→ **REQUIREMENT**
Identify every line in the records below that contains the word "Распределить", and reproduce each one.

→ **DATA SUPPLIED**
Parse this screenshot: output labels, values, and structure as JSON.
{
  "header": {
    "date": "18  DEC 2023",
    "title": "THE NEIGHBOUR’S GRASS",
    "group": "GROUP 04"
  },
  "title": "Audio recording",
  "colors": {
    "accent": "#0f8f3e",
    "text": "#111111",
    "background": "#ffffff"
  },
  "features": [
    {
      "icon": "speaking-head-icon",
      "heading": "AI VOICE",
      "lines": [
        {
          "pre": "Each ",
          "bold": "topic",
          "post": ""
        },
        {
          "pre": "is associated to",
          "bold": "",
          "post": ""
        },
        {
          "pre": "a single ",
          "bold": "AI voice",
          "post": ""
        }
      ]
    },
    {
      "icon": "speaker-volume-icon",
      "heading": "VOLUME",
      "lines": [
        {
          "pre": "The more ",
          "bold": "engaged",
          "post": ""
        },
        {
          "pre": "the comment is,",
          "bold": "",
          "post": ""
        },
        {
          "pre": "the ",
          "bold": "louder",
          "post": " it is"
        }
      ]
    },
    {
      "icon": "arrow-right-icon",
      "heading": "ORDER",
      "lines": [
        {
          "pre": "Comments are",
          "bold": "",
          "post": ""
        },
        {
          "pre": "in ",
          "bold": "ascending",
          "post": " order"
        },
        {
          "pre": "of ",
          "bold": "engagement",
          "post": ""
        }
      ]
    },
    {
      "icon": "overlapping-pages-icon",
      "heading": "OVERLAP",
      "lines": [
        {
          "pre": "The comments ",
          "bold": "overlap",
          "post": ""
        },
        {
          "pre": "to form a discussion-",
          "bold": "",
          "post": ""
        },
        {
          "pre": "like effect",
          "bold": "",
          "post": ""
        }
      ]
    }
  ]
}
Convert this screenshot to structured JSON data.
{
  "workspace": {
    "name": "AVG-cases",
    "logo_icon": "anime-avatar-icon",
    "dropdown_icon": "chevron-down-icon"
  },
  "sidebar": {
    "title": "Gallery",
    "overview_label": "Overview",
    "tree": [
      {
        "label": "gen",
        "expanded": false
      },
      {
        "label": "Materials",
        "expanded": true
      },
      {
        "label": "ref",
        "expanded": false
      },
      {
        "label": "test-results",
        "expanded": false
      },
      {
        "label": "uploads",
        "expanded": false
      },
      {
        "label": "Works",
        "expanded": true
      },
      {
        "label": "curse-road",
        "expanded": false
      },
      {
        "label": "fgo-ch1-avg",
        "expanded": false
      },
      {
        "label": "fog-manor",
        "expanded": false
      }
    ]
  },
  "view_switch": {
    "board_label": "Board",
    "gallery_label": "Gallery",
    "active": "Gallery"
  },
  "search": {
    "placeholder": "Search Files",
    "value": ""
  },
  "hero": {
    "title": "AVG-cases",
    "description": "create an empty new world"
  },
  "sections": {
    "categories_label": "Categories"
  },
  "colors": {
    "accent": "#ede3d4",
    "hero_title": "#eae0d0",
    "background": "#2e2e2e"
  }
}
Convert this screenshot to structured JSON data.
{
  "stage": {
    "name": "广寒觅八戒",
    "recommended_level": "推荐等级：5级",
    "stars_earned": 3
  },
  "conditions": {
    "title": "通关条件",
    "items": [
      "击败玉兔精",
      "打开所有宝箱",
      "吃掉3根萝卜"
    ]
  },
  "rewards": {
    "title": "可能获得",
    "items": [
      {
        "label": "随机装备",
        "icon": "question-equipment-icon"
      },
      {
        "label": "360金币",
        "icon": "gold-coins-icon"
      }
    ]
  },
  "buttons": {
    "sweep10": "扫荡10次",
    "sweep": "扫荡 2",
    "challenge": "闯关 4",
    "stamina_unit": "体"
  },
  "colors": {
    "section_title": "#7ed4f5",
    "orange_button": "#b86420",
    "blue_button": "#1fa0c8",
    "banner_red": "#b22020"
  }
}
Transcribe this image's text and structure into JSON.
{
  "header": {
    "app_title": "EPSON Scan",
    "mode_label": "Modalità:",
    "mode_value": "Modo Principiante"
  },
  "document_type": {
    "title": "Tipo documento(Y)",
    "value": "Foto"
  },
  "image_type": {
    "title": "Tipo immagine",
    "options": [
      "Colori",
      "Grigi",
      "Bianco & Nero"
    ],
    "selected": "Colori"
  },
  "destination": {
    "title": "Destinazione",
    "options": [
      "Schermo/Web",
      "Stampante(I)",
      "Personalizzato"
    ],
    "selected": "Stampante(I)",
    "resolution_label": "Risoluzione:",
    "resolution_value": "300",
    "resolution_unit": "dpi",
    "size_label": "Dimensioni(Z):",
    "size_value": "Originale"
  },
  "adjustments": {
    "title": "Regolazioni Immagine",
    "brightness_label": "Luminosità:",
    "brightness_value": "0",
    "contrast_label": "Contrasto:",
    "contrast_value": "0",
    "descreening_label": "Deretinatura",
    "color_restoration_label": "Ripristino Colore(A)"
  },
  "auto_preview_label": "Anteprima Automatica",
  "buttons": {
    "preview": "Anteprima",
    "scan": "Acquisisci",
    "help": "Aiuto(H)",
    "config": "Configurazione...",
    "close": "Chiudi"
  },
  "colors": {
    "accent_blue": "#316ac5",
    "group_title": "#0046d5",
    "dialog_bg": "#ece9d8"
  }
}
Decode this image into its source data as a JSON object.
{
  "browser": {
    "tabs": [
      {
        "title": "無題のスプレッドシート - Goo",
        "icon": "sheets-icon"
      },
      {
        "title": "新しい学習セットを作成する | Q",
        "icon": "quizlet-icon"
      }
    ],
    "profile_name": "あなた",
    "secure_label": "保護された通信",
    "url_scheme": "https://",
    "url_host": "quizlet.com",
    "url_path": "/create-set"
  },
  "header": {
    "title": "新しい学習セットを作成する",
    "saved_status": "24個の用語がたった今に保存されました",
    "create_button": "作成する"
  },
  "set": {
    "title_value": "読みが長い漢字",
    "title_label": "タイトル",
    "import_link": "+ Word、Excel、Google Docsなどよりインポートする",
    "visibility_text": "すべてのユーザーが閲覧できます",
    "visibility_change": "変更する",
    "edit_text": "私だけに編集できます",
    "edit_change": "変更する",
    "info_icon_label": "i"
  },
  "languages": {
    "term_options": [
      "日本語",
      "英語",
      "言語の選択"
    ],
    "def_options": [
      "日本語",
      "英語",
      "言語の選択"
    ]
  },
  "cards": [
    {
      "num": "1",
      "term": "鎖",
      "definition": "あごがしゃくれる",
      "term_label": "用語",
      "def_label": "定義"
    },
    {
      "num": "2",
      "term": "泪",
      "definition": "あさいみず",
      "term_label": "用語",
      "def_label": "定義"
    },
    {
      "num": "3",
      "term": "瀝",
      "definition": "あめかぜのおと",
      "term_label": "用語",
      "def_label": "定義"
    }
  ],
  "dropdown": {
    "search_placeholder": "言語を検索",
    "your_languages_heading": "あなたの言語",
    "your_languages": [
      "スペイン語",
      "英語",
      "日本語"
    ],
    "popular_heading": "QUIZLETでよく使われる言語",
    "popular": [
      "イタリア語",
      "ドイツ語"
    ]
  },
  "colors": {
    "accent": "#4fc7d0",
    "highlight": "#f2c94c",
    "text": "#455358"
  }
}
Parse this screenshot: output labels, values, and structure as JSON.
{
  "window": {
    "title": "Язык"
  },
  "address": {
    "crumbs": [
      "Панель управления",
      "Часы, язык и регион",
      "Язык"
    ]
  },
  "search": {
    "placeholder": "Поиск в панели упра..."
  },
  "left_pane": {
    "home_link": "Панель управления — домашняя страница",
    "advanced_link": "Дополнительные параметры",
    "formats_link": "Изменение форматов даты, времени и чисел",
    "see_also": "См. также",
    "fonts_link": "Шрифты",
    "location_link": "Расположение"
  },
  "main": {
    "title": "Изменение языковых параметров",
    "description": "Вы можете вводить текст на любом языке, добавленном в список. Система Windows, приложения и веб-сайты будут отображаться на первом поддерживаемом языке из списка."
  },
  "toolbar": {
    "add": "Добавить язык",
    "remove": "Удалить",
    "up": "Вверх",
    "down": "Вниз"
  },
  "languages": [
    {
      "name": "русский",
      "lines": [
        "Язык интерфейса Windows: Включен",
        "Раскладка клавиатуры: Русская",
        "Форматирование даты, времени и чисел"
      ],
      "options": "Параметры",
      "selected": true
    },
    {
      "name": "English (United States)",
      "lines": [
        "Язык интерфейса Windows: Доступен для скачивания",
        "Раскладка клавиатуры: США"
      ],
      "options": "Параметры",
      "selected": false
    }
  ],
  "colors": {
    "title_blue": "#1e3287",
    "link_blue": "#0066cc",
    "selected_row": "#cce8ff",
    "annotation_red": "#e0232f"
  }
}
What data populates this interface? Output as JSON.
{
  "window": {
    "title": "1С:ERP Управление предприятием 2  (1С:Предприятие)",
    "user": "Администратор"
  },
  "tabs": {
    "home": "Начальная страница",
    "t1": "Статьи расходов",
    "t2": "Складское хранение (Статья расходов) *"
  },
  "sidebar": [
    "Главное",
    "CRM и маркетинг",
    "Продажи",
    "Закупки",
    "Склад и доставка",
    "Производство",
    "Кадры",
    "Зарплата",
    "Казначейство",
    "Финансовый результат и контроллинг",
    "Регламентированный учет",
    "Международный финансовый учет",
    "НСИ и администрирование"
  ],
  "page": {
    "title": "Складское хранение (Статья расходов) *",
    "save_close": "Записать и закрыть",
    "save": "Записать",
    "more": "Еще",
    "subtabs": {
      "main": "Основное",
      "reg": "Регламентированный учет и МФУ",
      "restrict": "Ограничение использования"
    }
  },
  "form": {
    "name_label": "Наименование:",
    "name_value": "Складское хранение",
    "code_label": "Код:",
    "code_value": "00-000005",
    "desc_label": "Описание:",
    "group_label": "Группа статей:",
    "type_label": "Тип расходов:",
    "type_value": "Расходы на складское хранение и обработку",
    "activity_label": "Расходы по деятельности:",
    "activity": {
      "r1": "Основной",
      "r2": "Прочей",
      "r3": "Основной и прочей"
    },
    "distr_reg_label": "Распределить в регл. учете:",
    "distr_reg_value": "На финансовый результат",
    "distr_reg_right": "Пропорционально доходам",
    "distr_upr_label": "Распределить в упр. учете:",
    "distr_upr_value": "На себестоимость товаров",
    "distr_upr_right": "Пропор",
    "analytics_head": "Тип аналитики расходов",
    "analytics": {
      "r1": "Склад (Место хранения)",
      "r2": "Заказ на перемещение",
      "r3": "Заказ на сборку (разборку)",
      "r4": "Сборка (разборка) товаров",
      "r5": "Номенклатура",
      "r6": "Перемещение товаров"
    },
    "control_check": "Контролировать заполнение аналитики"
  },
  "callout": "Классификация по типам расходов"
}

→ **SOLUTION FOR THIS PROBLEM**
    "distr_reg_label": "Распределить в регл. учете:",
    "distr_upr_label": "Распределить в упр. учете:",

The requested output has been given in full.